[Short task]: Extract every line below that contains the word "JSON".

[Material for the task]:

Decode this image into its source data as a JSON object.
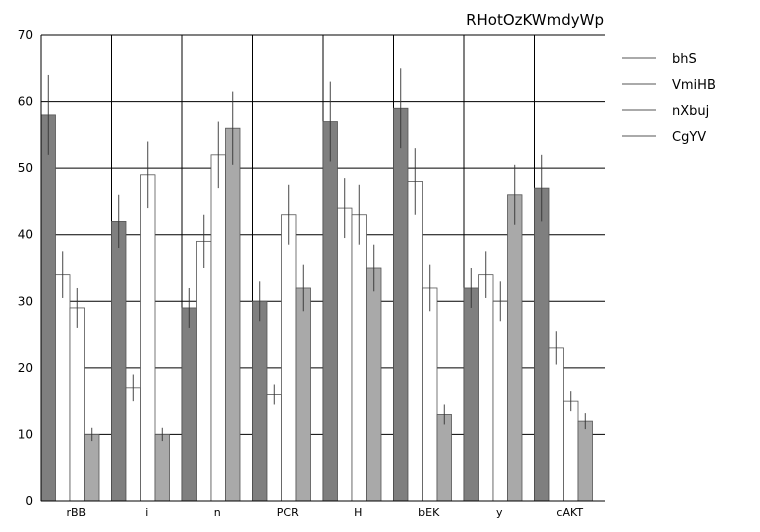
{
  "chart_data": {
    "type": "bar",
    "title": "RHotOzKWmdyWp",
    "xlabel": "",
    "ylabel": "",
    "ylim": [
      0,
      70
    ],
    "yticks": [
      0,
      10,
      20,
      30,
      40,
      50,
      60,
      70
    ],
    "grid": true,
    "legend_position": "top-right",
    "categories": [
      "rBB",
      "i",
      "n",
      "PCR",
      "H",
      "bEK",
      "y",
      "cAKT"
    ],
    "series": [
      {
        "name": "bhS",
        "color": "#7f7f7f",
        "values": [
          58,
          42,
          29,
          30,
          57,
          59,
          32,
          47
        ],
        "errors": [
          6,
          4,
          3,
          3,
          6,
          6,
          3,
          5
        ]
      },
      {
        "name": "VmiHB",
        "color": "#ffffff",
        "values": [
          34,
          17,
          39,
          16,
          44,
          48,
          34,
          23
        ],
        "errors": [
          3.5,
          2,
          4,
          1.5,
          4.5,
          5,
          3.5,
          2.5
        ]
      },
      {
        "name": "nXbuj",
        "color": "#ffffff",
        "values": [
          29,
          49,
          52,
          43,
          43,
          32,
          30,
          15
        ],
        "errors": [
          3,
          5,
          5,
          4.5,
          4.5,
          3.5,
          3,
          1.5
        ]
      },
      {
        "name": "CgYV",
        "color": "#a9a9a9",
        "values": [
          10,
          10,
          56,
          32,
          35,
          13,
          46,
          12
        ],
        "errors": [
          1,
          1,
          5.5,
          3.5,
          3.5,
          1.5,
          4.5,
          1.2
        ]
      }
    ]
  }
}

* * *

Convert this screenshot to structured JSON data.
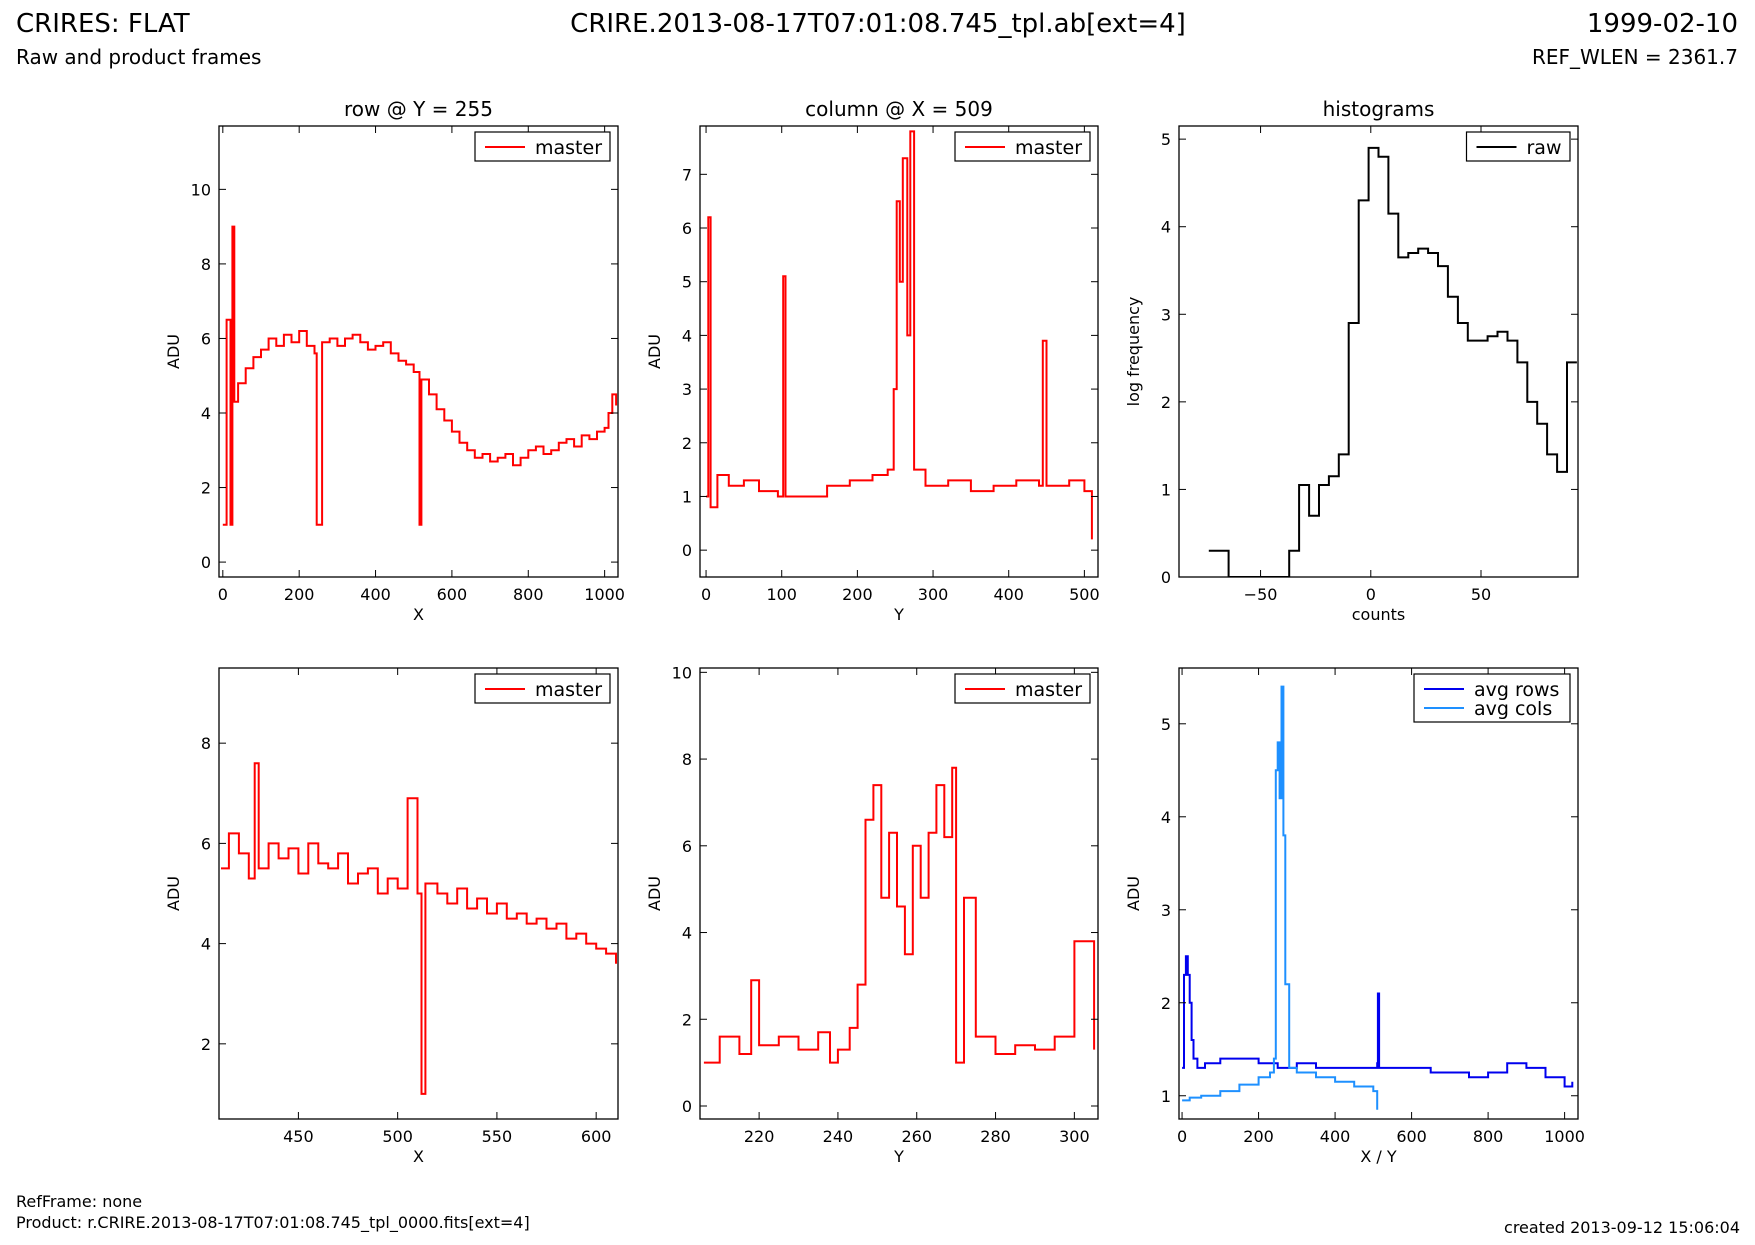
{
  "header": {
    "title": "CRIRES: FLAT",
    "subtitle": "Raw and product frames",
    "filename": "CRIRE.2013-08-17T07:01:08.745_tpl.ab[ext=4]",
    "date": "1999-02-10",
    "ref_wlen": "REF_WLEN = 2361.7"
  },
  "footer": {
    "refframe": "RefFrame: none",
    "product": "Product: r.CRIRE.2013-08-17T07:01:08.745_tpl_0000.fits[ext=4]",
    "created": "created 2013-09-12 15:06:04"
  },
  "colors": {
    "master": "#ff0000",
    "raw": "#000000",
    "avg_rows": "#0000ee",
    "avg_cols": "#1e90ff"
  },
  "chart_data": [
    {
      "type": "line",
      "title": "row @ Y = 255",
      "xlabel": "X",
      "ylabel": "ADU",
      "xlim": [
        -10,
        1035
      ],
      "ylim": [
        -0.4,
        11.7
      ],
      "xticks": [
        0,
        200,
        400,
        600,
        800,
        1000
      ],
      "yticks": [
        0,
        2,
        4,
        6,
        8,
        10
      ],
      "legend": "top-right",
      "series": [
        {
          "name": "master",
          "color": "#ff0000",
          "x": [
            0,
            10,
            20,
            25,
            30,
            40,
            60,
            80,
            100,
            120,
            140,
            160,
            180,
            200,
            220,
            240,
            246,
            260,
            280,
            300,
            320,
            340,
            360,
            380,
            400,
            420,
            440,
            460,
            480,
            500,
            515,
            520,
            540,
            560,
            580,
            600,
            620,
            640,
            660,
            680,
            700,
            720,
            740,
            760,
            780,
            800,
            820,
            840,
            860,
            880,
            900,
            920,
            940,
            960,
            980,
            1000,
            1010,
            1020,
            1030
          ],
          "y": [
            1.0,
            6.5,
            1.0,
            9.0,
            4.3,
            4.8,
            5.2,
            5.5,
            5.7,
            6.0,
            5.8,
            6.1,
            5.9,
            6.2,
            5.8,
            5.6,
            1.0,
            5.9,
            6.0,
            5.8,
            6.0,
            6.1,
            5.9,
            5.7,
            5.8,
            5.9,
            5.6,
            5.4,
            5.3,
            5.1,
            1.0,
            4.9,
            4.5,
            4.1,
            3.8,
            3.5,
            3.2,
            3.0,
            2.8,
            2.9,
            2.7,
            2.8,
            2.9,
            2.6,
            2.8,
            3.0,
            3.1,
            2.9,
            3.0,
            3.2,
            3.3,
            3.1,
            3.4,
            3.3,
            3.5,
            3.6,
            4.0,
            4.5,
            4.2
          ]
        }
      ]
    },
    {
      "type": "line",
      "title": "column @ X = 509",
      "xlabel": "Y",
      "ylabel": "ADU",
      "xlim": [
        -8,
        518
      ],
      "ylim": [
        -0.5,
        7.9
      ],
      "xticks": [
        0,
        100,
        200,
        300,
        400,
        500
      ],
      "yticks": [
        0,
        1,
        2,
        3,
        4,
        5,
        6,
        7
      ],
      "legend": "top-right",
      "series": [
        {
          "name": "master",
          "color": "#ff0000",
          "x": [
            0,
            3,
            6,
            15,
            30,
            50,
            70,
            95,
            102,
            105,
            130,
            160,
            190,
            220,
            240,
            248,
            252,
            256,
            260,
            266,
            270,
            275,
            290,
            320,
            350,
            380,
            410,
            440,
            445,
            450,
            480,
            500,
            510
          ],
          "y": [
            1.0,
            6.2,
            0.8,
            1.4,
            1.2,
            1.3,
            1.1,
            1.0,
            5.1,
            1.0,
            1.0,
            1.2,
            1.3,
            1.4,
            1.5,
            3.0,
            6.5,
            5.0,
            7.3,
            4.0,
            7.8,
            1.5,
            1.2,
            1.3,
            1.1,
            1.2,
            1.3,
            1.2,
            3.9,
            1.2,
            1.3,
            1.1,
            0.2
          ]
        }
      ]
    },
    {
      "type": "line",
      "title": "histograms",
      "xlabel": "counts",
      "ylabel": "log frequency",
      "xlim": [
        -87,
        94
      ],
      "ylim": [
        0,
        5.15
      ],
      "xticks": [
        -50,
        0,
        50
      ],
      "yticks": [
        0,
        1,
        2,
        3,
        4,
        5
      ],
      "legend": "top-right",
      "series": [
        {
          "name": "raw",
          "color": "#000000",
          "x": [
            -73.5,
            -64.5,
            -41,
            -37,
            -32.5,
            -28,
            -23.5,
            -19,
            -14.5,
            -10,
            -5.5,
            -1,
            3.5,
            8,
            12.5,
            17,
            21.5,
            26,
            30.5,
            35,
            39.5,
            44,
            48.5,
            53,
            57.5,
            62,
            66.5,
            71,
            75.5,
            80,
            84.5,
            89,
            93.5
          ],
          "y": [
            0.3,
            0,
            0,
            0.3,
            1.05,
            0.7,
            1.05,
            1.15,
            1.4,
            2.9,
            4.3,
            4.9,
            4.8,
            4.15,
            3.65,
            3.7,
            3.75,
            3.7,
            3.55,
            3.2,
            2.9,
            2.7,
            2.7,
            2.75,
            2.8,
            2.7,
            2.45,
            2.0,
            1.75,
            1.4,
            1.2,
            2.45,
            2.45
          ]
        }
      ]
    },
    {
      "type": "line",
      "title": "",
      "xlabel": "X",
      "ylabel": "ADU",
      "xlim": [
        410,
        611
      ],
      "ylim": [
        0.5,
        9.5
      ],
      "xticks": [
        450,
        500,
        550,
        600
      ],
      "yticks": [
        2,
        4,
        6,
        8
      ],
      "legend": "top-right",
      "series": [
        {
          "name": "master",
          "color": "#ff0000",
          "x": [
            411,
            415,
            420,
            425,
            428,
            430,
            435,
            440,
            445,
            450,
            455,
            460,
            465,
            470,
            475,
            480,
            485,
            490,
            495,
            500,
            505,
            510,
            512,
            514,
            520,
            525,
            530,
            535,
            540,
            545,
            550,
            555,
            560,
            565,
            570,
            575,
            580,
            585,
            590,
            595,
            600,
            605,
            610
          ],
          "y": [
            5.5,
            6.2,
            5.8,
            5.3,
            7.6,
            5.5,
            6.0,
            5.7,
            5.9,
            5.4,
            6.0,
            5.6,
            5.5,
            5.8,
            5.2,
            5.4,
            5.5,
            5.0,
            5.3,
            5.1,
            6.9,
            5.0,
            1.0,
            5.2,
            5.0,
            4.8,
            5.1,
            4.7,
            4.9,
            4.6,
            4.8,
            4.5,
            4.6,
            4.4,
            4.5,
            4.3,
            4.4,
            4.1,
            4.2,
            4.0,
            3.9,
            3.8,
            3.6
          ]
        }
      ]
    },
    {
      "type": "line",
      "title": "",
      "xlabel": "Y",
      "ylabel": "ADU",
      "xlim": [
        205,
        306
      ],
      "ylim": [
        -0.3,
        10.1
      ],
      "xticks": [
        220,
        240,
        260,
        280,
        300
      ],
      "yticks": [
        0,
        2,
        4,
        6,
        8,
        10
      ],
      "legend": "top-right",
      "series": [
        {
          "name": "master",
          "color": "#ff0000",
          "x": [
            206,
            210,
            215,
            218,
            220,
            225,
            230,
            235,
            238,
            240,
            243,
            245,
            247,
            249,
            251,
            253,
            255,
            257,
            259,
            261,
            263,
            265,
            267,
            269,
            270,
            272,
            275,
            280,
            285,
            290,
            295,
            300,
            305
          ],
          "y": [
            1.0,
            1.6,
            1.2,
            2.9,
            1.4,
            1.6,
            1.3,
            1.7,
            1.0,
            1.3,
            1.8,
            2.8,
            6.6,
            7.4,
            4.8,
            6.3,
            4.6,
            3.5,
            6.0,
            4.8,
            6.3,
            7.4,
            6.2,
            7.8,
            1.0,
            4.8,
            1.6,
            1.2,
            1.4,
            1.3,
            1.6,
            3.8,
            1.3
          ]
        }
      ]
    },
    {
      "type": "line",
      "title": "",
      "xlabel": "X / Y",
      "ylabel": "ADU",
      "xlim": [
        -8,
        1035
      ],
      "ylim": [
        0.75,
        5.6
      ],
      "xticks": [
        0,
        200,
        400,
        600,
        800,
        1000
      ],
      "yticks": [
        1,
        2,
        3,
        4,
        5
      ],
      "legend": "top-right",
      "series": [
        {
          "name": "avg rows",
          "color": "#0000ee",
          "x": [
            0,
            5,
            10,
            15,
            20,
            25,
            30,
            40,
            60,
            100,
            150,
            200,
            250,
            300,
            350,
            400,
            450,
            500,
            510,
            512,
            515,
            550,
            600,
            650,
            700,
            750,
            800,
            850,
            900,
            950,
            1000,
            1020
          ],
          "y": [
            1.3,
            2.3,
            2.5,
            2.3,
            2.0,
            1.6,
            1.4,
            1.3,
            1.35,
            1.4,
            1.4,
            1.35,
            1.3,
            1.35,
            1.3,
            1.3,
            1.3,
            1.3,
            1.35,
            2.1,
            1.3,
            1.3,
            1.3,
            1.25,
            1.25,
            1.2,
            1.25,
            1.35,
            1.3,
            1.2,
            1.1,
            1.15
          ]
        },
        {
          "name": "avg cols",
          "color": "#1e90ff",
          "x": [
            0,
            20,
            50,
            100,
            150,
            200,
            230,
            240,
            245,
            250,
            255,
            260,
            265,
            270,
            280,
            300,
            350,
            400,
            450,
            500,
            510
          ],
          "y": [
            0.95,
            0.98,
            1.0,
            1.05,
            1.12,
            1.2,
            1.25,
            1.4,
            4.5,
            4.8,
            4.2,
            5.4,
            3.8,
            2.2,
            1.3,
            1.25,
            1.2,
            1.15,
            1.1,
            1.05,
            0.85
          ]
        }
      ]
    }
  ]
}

[Written solution]:
Decode this image into its source data as a JSON object.
Convert this screenshot to structured JSON data.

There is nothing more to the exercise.